┌────────
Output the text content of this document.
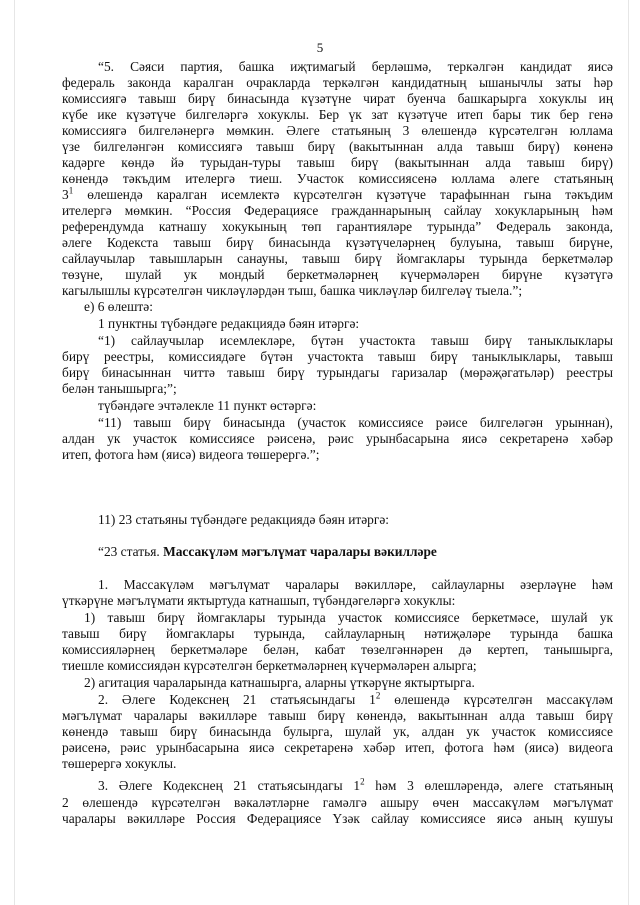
5
“5. Сәяси партия, башка иҗтимагый берләшмә, теркәлгән кандидат яисә
федераль законда каралган очракларда теркәлгән кандидатның ышанычлы заты һәр
комиссиягә тавыш бирү бинасында күзәтүне чират буенча башкарырга хокуклы иң
күбе ике күзәтүче билгеләргә хокуклы. Бер үк зат күзәтүче итеп бары тик бер генә
комиссиягә билгеләнергә мөмкин. Әлеге статьяның 3 өлешендә күрсәтелгән юллама
үзе билгеләнгән комиссиягә тавыш бирү (вакытыннан алда тавыш бирү) көненә
кадәрге көндә йә турыдан-туры тавыш бирү (вакытыннан алда тавыш бирү)
көнендә тәкъдим ителергә тиеш. Участок комиссиясенә юллама әлеге статьяның
$3^1$ өлешендә каралган исемлектә күрсәтелгән күзәтүче тарафыннан гына тәкъдим
ителергә мөмкин. “Россия Федерациясе гражданнарының сайлау хокукларының һәм
референдумда катнашу хокукының төп гарантияләре турында” Федераль законда,
әлеге Кодекста тавыш бирү бинасында күзәтүчеләрнең булуына, тавыш бирүне,
сайлаучылар тавышларын санауны, тавыш бирү йомгаклары турында беркетмәләр
төзүне, шулай ук мондый беркетмәләрнең күчермәләрен бирүне күзәтүгә
кагылышлы күрсәтелгән чикләүләрдән тыш, башка чикләүләр билгеләү тыела.”;
е) 6 өлештә:
1 пунктны түбәндәге редакциядә бәян итәргә:
“1) сайлаучылар исемлекләре, бүтән участокта тавыш бирү таныклыклары
бирү реестры, комиссиядәге бүтән участокта тавыш бирү таныклыклары, тавыш
бирү бинасыннан читтә тавыш бирү турындагы гаризалар (мөрәҗәгатьләр) реестры
белән танышырга;”;
түбәндәге эчтәлекле 11 пункт өстәргә:
“11) тавыш бирү бинасында (участок комиссиясе рәисе билгеләгән урыннан),
алдан ук участок комиссиясе рәисенә, рәис урынбасарына яисә секретаренә хәбәр
итеп, фотога һәм (яисә) видеога төшерергә.”;
11) 23 статьяны түбәндәге редакциядә бәян итәргә:
“23 статья. Массакүләм мәгълүмат чаралары вәкилләре
1. Массакүләм мәгълүмат чаралары вәкилләре, сайлауларны әзерләүне һәм
үткәрүне мәгълүмати яктыртуда катнашып, түбәндәгеләргә хокуклы:
1) тавыш бирү йомгаклары турында участок комиссиясе беркетмәсе, шулай ук
тавыш бирү йомгаклары турында, сайлауларның нәтиҗәләре турында башка
комиссияләрнең беркетмәләре белән, кабат төзелгәннәрен дә кертеп, танышырга,
тиешле комиссиядән күрсәтелгән беркетмәләрнең күчермәләрен алырга;
2) агитация чараларында катнашырга, аларны үткәрүне яктыртырга.
2. Әлеге Кодекснең 21 статьясындагы $1^2$ өлешендә күрсәтелгән массакүләм
мәгълүмат чаралары вәкилләре тавыш бирү көнендә, вакытыннан алда тавыш бирү
көнендә тавыш бирү бинасында булырга, шулай ук, алдан ук участок комиссиясе
рәисенә, рәис урынбасарына яисә секретаренә хәбәр итеп, фотога һәм (яисә) видеога
төшерергә хокуклы.
3. Әлеге Кодекснең 21 статьясындагы $1^2$ һәм 3 өлешләрендә, әлеге статьяның
2 өлешендә күрсәтелгән вәкаләтләрне гамәлгә ашыру өчен массакүләм мәгълүмат
чаралары вәкилләре Россия Федерациясе Үзәк сайлау комиссиясе яисә аның кушуы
└────────
#### WHAT THE TASK ASKS
With the pictures omitted, reproduce the records in full and exactly.

#### RESULT BELOW
Output the text content of this document.
5
“5. Сәяси партия, башка иҗтимагый берләшмә, теркәлгән кандидат яисә
федераль законда каралган очракларда теркәлгән кандидатның ышанычлы заты һәр
комиссиягә тавыш бирү бинасында күзәтүне чират буенча башкарырга хокуклы иң
күбе ике күзәтүче билгеләргә хокуклы. Бер үк зат күзәтүче итеп бары тик бер генә
комиссиягә билгеләнергә мөмкин. Әлеге статьяның 3 өлешендә күрсәтелгән юллама
үзе билгеләнгән комиссиягә тавыш бирү (вакытыннан алда тавыш бирү) көненә
кадәрге көндә йә турыдан-туры тавыш бирү (вакытыннан алда тавыш бирү)
көнендә тәкъдим ителергә тиеш. Участок комиссиясенә юллама әлеге статьяның
$3^1$ өлешендә каралган исемлектә күрсәтелгән күзәтүче тарафыннан гына тәкъдим
ителергә мөмкин. “Россия Федерациясе гражданнарының сайлау хокукларының һәм
референдумда катнашу хокукының төп гарантияләре турында” Федераль законда,
әлеге Кодекста тавыш бирү бинасында күзәтүчеләрнең булуына, тавыш бирүне,
сайлаучылар тавышларын санауны, тавыш бирү йомгаклары турында беркетмәләр
төзүне, шулай ук мондый беркетмәләрнең күчермәләрен бирүне күзәтүгә
кагылышлы күрсәтелгән чикләүләрдән тыш, башка чикләүләр билгеләү тыела.”;
е) 6 өлештә:
1 пунктны түбәндәге редакциядә бәян итәргә:
“1) сайлаучылар исемлекләре, бүтән участокта тавыш бирү таныклыклары
бирү реестры, комиссиядәге бүтән участокта тавыш бирү таныклыклары, тавыш
бирү бинасыннан читтә тавыш бирү турындагы гаризалар (мөрәҗәгатьләр) реестры
белән танышырга;”;
түбәндәге эчтәлекле 11 пункт өстәргә:
“11) тавыш бирү бинасында (участок комиссиясе рәисе билгеләгән урыннан),
алдан ук участок комиссиясе рәисенә, рәис урынбасарына яисә секретаренә хәбәр
итеп, фотога һәм (яисә) видеога төшерергә.”;
11) 23 статьяны түбәндәге редакциядә бәян итәргә:
“23 статья. Массакүләм мәгълүмат чаралары вәкилләре
1. Массакүләм мәгълүмат чаралары вәкилләре, сайлауларны әзерләүне һәм
үткәрүне мәгълүмати яктыртуда катнашып, түбәндәгеләргә хокуклы:
1) тавыш бирү йомгаклары турында участок комиссиясе беркетмәсе, шулай ук
тавыш бирү йомгаклары турында, сайлауларның нәтиҗәләре турында башка
комиссияләрнең беркетмәләре белән, кабат төзелгәннәрен дә кертеп, танышырга,
тиешле комиссиядән күрсәтелгән беркетмәләрнең күчермәләрен алырга;
2) агитация чараларында катнашырга, аларны үткәрүне яктыртырга.
2. Әлеге Кодекснең 21 статьясындагы $1^2$ өлешендә күрсәтелгән массакүләм
мәгълүмат чаралары вәкилләре тавыш бирү көнендә, вакытыннан алда тавыш бирү
көнендә тавыш бирү бинасында булырга, шулай ук, алдан ук участок комиссиясе
рәисенә, рәис урынбасарына яисә секретаренә хәбәр итеп, фотога һәм (яисә) видеога
төшерергә хокуклы.
3. Әлеге Кодекснең 21 статьясындагы $1^2$ һәм 3 өлешләрендә, әлеге статьяның
2 өлешендә күрсәтелгән вәкаләтләрне гамәлгә ашыру өчен массакүләм мәгълүмат
чаралары вәкилләре Россия Федерациясе Үзәк сайлау комиссиясе яисә аның кушуы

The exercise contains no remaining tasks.